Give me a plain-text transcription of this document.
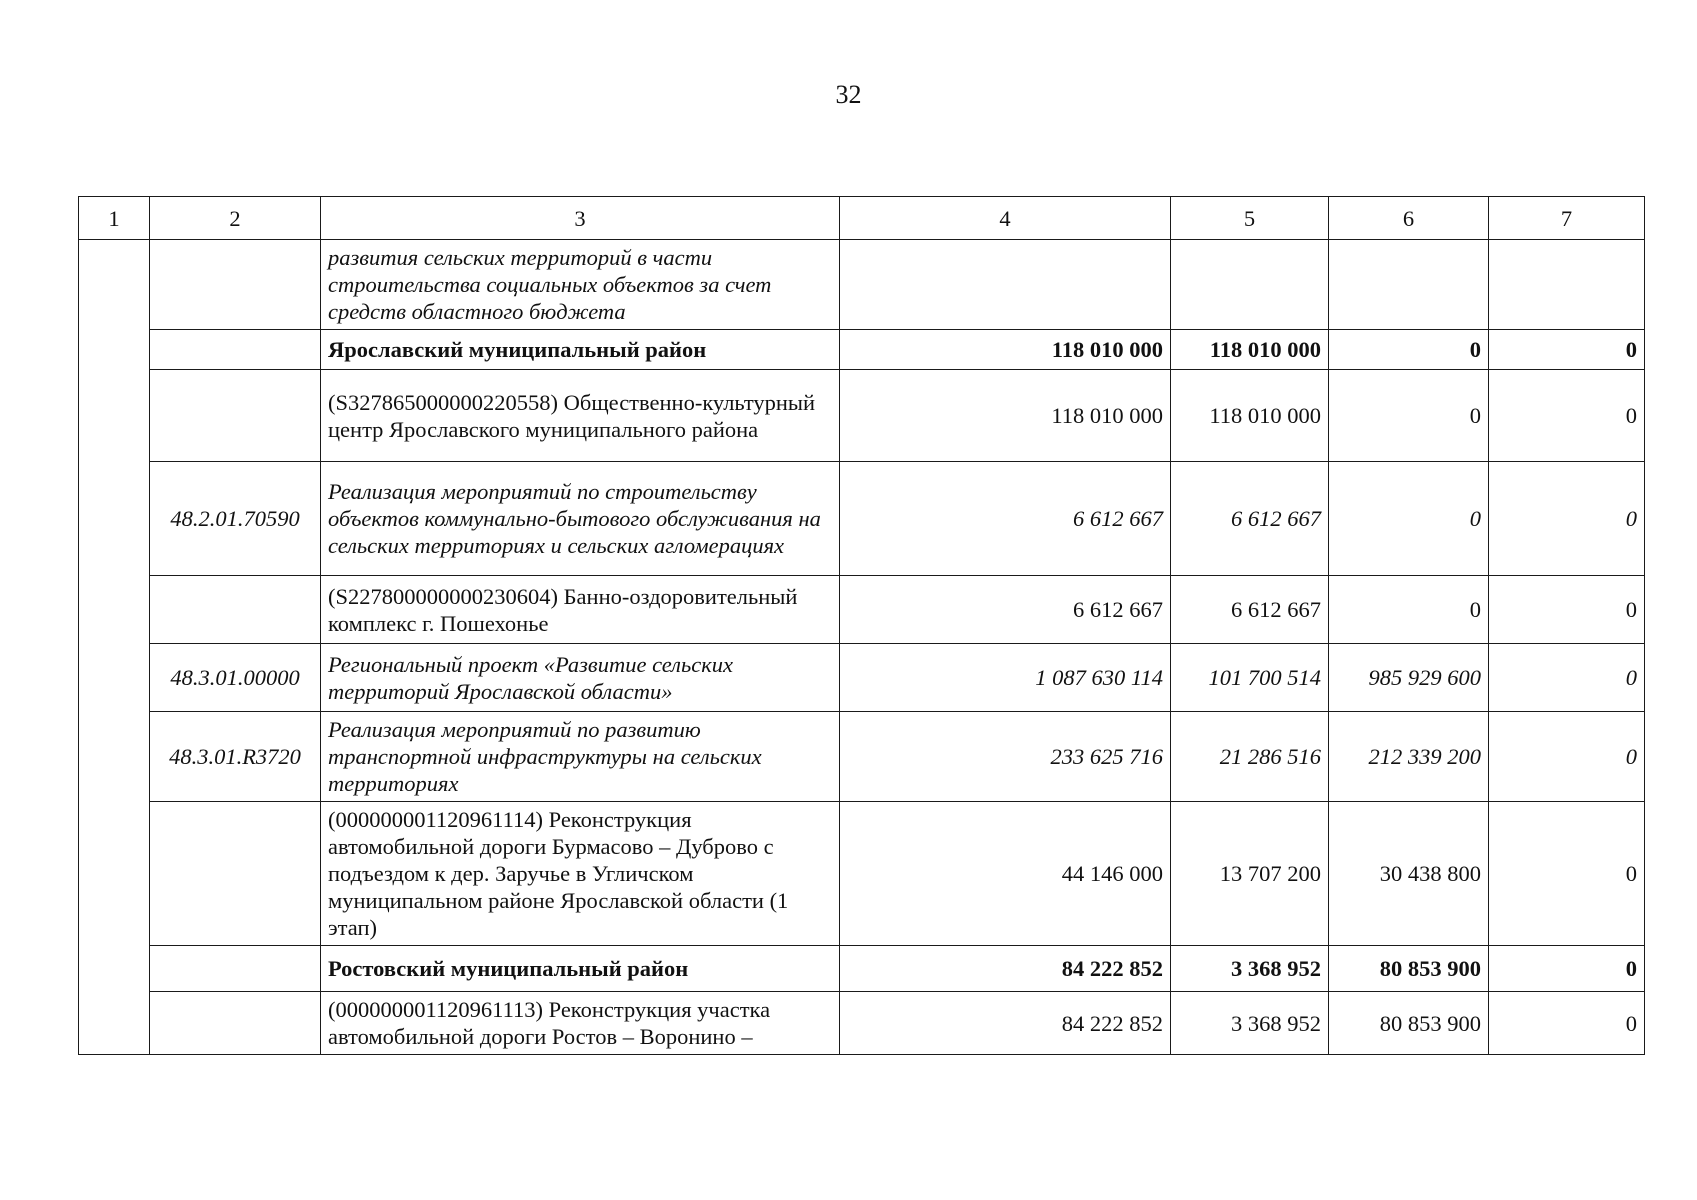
32
1	2	3	4	5	6	7
		развития сельских территорий в части строительства социальных объектов за счет средств областного бюджета				
		Ярославский муниципальный район	118 010 000	118 010 000	0	0
		(S327865000000220558) Общественно-культурный центр Ярославского муниципального района	118 010 000	118 010 000	0	0
	48.2.01.70590	Реализация мероприятий по строительству объектов коммунально-бытового обслуживания на сельских территориях и сельских агломерациях	6 612 667	6 612 667	0	0
		(S227800000000230604) Банно-оздоровительный комплекс г. Пошехонье	6 612 667	6 612 667	0	0
	48.3.01.00000	Региональный проект «Развитие сельских территорий Ярославской области»	1 087 630 114	101 700 514	985 929 600	0
	48.3.01.R3720	Реализация мероприятий по развитию транспортной инфраструктуры на сельских территориях	233 625 716	21 286 516	212 339 200	0
		(000000001120961114) Реконструкция автомобильной дороги Бурмасово – Дуброво с подъездом к дер. Заручье в Угличском муниципальном районе Ярославской области (1 этап)	44 146 000	13 707 200	30 438 800	0
		Ростовский муниципальный район	84 222 852	3 368 952	80 853 900	0
		(000000001120961113) Реконструкция участка автомобильной дороги Ростов – Воронино –	84 222 852	3 368 952	80 853 900	0
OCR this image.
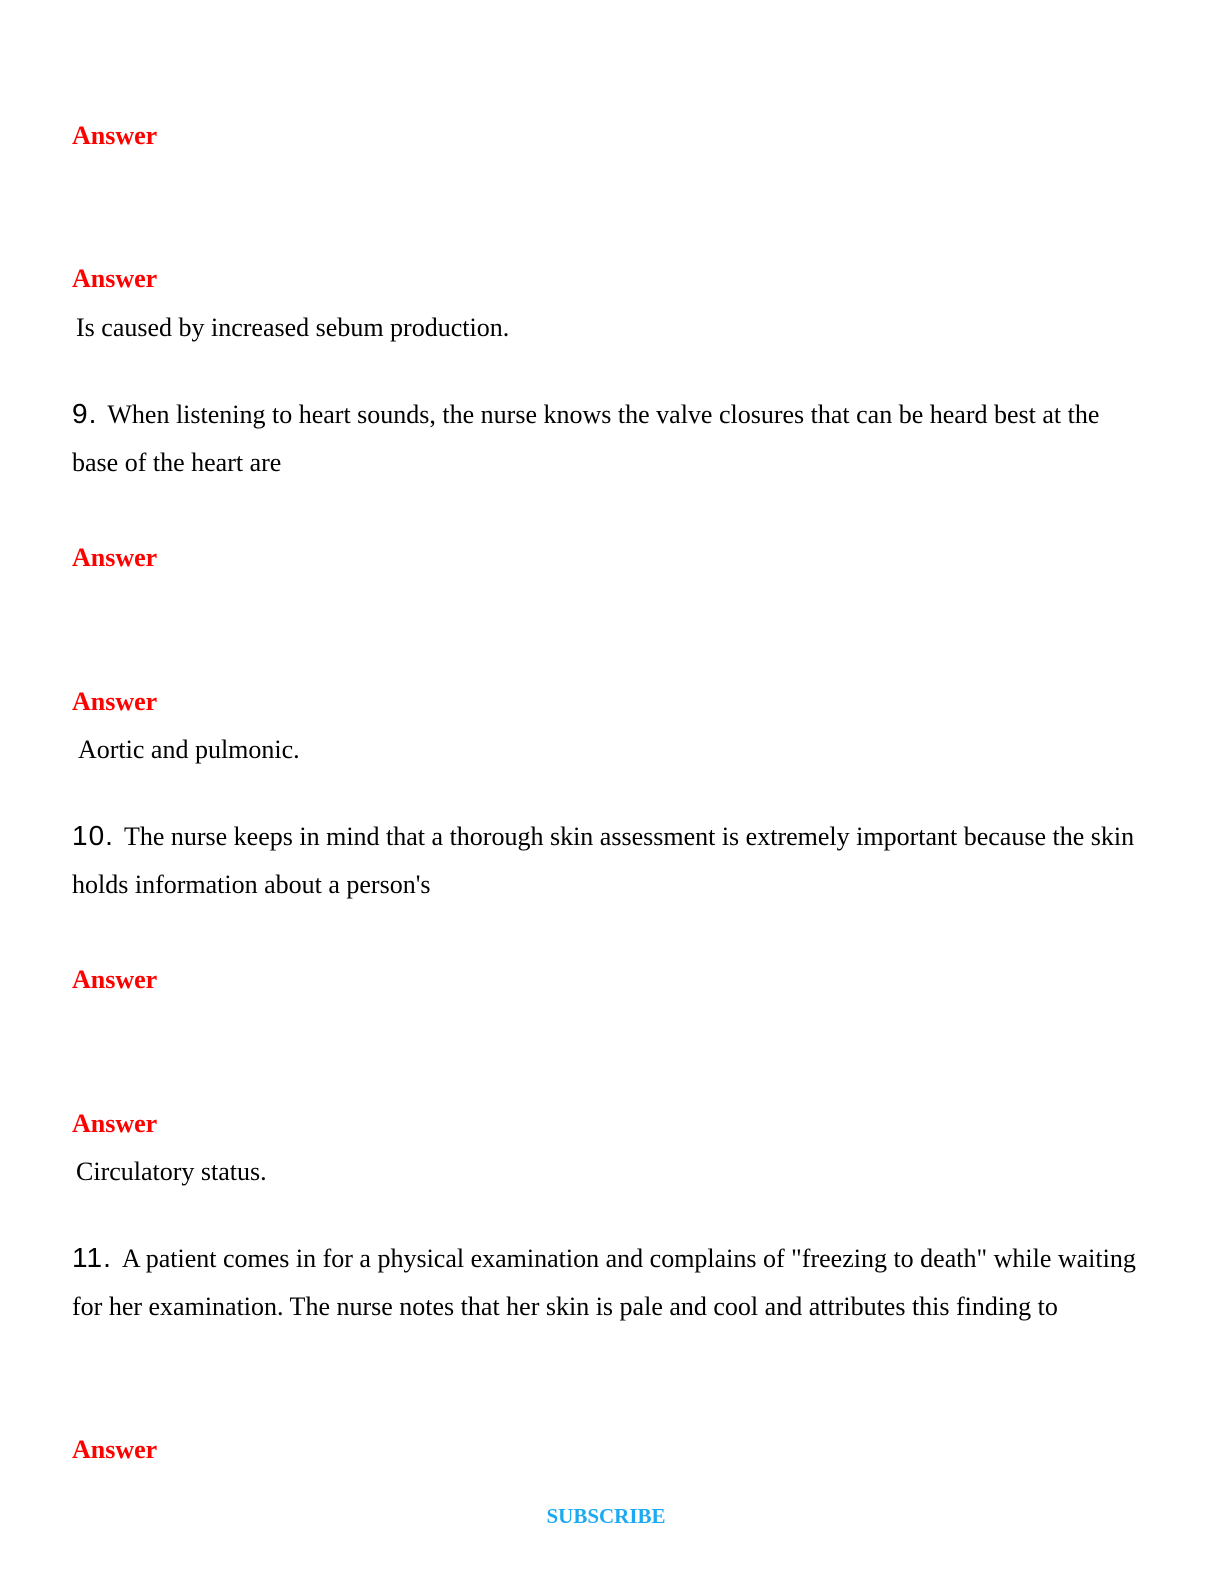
Answer
Answer
Is caused by increased sebum production.
9. When listening to heart sounds, the nurse knows the valve closures that can be heard best at the base of the heart are
Answer
Answer
Aortic and pulmonic.
10. The nurse keeps in mind that a thorough skin assessment is extremely important because the skin holds information about a person's
Answer
Answer
Circulatory status.
11. A patient comes in for a physical examination and complains of "freezing to death" while waiting for her examination. The nurse notes that her skin is pale and cool and attributes this finding to
Answer
SUBSCRIBE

---

Without the pictures, restate all the entries above exactly.

Give me a plain-text transcription of this document.
32
1	2	3	4	5	6	7
		развития сельских территорий в части строительства социальных объектов за счет средств областного бюджета				
		Ярославский муниципальный район	118 010 000	118 010 000	0	0
		(S327865000000220558) Общественно-культурный центр Ярославского муниципального района	118 010 000	118 010 000	0	0
	48.2.01.70590	Реализация мероприятий по строительству объектов коммунально-бытового обслуживания на сельских территориях и сельских агломерациях	6 612 667	6 612 667	0	0
		(S227800000000230604) Банно-оздоровительный комплекс г. Пошехонье	6 612 667	6 612 667	0	0
	48.3.01.00000	Региональный проект «Развитие сельских территорий Ярославской области»	1 087 630 114	101 700 514	985 929 600	0
	48.3.01.R3720	Реализация мероприятий по развитию транспортной инфраструктуры на сельских территориях	233 625 716	21 286 516	212 339 200	0
		(000000001120961114) Реконструкция автомобильной дороги Бурмасово – Дуброво с подъездом к дер. Заручье в Угличском муниципальном районе Ярославской области (1 этап)	44 146 000	13 707 200	30 438 800	0
		Ростовский муниципальный район	84 222 852	3 368 952	80 853 900	0
		(000000001120961113) Реконструкция участка автомобильной дороги Ростов – Воронино –	84 222 852	3 368 952	80 853 900	0
OCR this image.
Answer
Answer
Is caused by increased sebum production.
9. When listening to heart sounds, the nurse knows the valve closures that can be heard best at the base of the heart are
Answer
Answer
Aortic and pulmonic.
10. The nurse keeps in mind that a thorough skin assessment is extremely important because the skin holds information about a person's
Answer
Answer
Circulatory status.
11. A patient comes in for a physical examination and complains of "freezing to death" while waiting for her examination. The nurse notes that her skin is pale and cool and attributes this finding to
Answer
SUBSCRIBE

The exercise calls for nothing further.